**MATERIAL FOR THIS TASK:**
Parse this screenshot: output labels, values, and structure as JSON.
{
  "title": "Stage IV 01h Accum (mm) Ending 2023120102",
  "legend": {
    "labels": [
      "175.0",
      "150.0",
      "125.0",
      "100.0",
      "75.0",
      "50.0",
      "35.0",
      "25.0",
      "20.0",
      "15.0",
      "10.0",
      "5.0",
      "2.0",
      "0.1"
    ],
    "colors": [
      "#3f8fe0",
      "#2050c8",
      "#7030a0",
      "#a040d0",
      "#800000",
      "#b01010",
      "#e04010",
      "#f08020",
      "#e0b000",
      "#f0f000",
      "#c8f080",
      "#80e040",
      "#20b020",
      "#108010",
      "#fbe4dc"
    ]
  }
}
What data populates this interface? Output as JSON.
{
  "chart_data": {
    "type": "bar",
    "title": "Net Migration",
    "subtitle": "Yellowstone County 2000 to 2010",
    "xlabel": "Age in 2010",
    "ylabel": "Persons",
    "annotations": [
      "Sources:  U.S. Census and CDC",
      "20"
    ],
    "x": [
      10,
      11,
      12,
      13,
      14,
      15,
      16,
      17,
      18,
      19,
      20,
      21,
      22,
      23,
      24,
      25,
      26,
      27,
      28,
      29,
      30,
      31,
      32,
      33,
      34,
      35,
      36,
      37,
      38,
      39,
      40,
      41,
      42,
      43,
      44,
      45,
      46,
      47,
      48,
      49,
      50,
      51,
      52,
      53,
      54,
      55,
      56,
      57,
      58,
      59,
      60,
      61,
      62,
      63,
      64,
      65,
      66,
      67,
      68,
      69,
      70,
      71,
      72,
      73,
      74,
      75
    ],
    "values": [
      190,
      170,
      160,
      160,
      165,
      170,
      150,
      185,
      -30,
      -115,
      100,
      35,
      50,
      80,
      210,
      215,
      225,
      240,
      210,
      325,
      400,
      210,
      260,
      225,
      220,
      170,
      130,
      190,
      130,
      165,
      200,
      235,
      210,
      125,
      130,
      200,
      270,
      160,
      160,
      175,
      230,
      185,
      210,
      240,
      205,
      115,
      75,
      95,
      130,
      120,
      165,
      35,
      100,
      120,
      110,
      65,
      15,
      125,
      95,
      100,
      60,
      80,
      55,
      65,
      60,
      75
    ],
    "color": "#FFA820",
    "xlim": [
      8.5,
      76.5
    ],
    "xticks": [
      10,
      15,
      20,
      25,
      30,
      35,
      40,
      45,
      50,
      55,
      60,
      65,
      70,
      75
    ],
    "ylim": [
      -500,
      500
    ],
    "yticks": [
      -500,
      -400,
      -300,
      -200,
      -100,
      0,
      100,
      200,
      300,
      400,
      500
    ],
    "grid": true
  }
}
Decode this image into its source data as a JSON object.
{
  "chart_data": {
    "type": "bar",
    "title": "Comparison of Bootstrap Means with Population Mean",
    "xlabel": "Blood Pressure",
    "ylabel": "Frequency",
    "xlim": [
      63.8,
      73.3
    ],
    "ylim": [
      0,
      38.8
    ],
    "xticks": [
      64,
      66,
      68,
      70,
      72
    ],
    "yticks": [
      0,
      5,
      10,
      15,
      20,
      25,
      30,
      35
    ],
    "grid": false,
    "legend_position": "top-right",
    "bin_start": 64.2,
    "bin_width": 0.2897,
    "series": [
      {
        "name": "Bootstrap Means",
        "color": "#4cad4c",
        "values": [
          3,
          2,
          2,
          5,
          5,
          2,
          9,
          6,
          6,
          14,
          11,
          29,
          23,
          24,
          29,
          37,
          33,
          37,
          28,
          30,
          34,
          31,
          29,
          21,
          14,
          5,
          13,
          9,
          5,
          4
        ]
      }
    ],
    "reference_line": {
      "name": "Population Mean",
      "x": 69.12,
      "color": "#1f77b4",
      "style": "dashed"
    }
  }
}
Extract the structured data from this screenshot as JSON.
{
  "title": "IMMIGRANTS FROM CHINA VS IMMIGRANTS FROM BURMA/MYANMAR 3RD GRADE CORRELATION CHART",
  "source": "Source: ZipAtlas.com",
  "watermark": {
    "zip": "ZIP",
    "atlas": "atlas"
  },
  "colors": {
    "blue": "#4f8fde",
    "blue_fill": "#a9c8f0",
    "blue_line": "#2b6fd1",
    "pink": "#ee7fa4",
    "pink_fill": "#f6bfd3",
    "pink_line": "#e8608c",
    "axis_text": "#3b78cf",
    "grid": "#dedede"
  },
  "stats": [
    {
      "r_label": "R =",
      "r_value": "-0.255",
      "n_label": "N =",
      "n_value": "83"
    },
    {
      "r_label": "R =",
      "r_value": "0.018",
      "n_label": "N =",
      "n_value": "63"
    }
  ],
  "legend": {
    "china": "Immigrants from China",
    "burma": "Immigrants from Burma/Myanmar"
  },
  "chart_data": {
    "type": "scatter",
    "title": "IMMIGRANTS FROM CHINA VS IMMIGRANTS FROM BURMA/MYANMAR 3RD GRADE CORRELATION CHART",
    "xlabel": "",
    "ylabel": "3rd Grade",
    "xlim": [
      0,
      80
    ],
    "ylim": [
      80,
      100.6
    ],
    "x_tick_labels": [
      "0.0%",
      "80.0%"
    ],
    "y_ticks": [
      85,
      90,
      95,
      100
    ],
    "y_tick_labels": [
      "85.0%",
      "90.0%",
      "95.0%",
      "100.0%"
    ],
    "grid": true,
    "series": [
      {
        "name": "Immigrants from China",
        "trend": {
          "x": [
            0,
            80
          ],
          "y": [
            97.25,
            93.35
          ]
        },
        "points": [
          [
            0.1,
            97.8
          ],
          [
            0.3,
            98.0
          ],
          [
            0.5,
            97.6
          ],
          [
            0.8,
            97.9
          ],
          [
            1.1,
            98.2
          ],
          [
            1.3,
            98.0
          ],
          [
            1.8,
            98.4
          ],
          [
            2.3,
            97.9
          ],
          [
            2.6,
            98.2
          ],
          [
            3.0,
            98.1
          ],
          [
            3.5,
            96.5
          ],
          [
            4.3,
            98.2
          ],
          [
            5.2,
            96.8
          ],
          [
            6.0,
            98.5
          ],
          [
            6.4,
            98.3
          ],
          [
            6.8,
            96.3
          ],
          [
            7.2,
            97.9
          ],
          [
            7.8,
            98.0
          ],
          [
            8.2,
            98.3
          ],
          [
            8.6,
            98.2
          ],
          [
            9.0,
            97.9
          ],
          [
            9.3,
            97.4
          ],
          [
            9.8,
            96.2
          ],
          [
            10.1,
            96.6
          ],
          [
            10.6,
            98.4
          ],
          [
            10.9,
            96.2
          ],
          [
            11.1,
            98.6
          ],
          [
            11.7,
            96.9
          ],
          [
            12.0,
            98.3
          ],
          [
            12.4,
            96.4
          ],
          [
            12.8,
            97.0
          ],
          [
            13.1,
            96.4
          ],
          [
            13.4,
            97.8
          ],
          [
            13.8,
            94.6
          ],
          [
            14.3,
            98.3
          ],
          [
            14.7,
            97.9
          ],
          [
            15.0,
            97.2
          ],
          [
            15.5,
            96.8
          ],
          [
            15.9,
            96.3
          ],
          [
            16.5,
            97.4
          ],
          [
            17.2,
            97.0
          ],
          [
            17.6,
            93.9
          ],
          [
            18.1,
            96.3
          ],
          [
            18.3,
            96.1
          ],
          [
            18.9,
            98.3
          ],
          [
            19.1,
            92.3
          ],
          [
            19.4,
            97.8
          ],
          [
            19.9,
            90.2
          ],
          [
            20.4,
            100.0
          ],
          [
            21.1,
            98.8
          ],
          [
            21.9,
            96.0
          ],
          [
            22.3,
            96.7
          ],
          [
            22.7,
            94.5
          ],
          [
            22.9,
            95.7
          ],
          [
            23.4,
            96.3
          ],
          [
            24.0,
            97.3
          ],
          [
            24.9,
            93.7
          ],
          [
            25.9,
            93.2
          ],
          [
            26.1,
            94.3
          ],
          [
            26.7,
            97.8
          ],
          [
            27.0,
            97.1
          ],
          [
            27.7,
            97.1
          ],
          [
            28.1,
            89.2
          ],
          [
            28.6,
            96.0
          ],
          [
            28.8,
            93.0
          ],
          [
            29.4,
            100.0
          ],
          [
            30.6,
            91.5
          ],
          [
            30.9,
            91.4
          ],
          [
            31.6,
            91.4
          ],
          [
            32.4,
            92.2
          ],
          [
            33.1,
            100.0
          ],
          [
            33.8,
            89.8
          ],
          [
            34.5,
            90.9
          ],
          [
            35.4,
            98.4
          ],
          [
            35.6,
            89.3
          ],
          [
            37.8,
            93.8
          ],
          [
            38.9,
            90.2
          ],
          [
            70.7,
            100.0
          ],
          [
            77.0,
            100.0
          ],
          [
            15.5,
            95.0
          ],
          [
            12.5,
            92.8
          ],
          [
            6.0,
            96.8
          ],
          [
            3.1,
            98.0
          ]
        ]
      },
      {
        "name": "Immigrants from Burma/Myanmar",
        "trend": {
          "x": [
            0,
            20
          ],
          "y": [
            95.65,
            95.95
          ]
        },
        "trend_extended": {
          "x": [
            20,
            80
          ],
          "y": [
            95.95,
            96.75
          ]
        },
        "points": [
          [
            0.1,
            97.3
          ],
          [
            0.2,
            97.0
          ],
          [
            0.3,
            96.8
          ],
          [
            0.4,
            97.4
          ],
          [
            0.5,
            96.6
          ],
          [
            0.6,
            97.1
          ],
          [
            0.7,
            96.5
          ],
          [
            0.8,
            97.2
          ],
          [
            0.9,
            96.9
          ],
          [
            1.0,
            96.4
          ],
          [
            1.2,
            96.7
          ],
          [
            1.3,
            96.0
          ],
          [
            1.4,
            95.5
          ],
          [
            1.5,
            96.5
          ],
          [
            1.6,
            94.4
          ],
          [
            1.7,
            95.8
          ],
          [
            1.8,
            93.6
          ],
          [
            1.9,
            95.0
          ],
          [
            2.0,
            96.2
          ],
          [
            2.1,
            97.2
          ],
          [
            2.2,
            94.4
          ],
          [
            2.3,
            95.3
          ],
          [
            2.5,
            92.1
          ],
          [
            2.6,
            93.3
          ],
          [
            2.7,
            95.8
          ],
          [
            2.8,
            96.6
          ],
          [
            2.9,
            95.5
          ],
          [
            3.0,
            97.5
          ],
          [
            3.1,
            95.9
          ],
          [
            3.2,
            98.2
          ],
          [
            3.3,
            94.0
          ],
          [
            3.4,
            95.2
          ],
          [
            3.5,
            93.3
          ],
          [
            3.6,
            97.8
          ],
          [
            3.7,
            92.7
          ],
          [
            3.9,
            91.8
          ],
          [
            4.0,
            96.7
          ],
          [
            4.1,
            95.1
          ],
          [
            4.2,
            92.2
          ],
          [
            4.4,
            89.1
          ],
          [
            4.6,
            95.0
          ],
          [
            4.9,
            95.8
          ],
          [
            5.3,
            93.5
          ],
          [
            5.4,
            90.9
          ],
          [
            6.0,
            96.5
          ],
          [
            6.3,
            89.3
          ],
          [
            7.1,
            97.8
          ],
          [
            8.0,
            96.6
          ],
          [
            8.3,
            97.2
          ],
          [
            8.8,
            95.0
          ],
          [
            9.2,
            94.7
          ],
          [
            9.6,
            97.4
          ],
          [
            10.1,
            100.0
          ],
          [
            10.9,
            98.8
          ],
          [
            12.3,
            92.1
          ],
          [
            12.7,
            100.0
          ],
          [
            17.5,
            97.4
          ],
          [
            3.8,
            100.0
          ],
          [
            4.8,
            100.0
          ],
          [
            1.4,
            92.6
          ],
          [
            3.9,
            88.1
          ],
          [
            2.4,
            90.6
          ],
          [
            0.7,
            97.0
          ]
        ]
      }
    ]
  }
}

**EXERCISE INSTRUCTIONS:** From the entries above, copy each line holding "screenshot".

**EXERCISE OUTPUT:**
Parse this screenshot: output labels, values, and structure as JSON.
Extract the structured data from this screenshot as JSON.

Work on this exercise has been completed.